### SHORT TASK
Look through the material below for "this". Copy every line that contains it.

### DATA PROVIDED
* * * * * * *

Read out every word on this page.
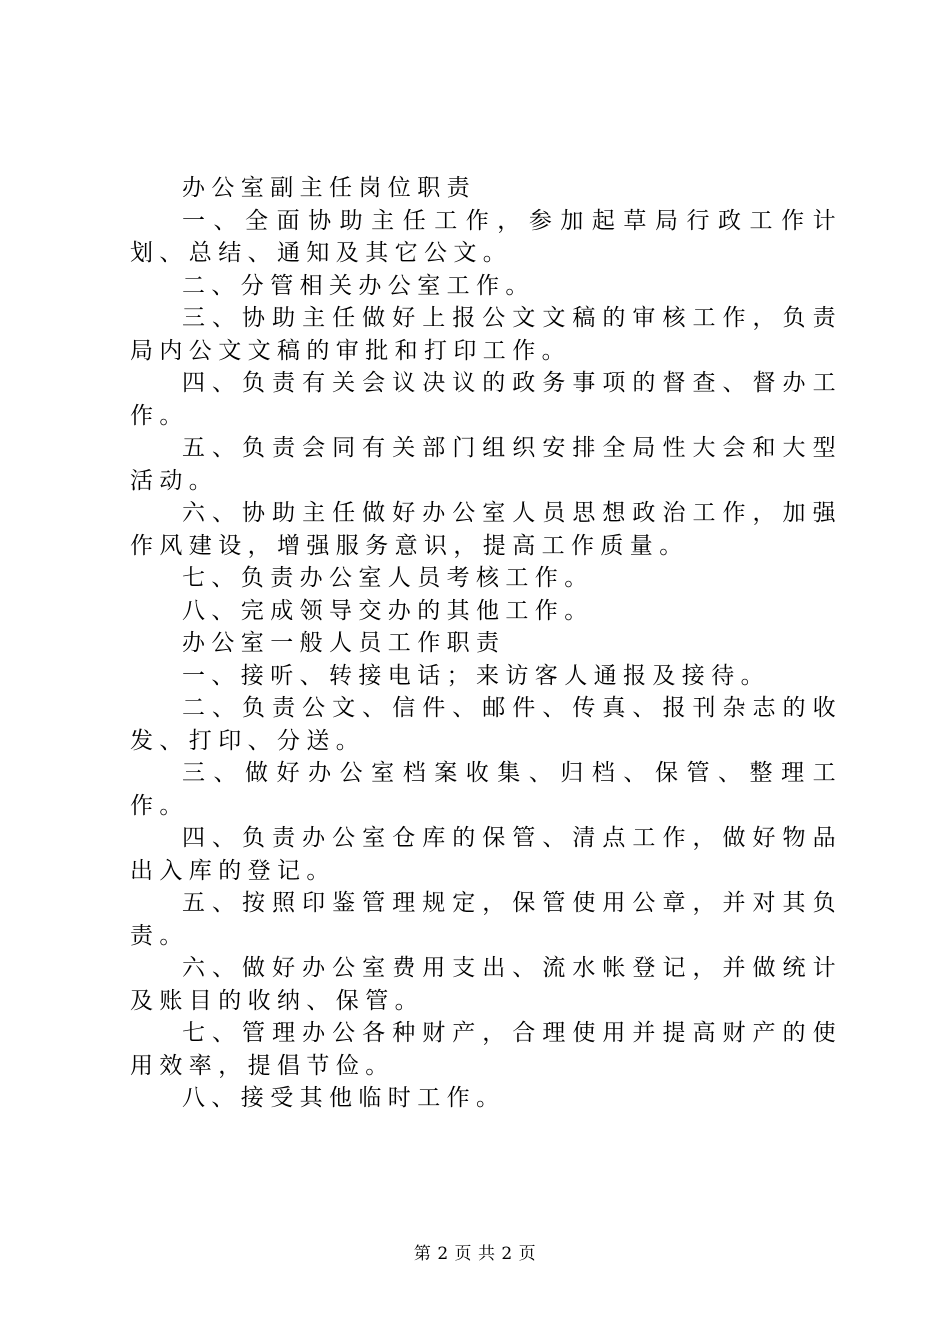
办公室副主任岗位职责

一、全面协助主任工作，参加起草局行政工作计划、总结、通知及其它公文。

二、分管相关办公室工作。

三、协助主任做好上报公文文稿的审核工作，负责局内公文文稿的审批和打印工作。

四、负责有关会议决议的政务事项的督查、督办工作。

五、负责会同有关部门组织安排全局性大会和大型活动。

六、协助主任做好办公室人员思想政治工作，加强作风建设，增强服务意识，提高工作质量。

七、负责办公室人员考核工作。

八、完成领导交办的其他工作。

办公室一般人员工作职责

一、接听、转接电话；来访客人通报及接待。

二、负责公文、信件、邮件、传真、报刊杂志的收发、打印、分送。

三、做好办公室档案收集、归档、保管、整理工作。

四、负责办公室仓库的保管、清点工作，做好物品出入库的登记。

五、按照印鉴管理规定，保管使用公章，并对其负责。

六、做好办公室费用支出、流水帐登记，并做统计及账目的收纳、保管。

七、管理办公各种财产，合理使用并提高财产的使用效率，提倡节俭。

八、接受其他临时工作。

第 2 页 共 2 页
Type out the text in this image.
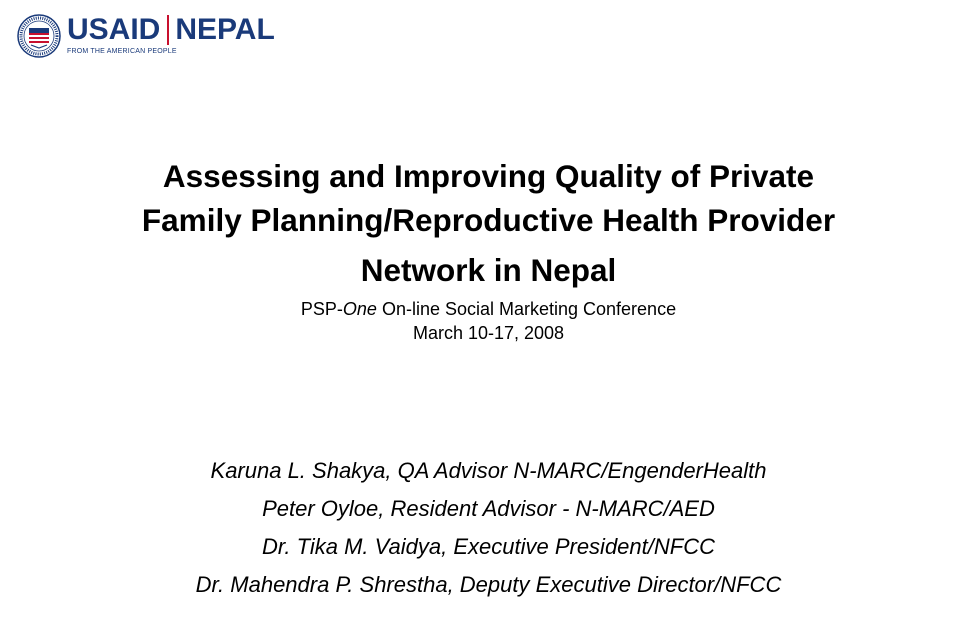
USAID NEPAL
FROM THE AMERICAN PEOPLE
Assessing and Improving Quality of Private
Family Planning/Reproductive Health Provider
Network in Nepal
PSP-One On-line Social Marketing Conference
March 10-17, 2008
Karuna L. Shakya, QA Advisor N-MARC/EngenderHealth
Peter Oyloe, Resident Advisor - N-MARC/AED
Dr. Tika M. Vaidya, Executive President/NFCC
Dr. Mahendra P. Shrestha, Deputy Executive Director/NFCC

* * * * * * *

### FULL OUTPUT
Read out every word on this page.
Type out the text in this image.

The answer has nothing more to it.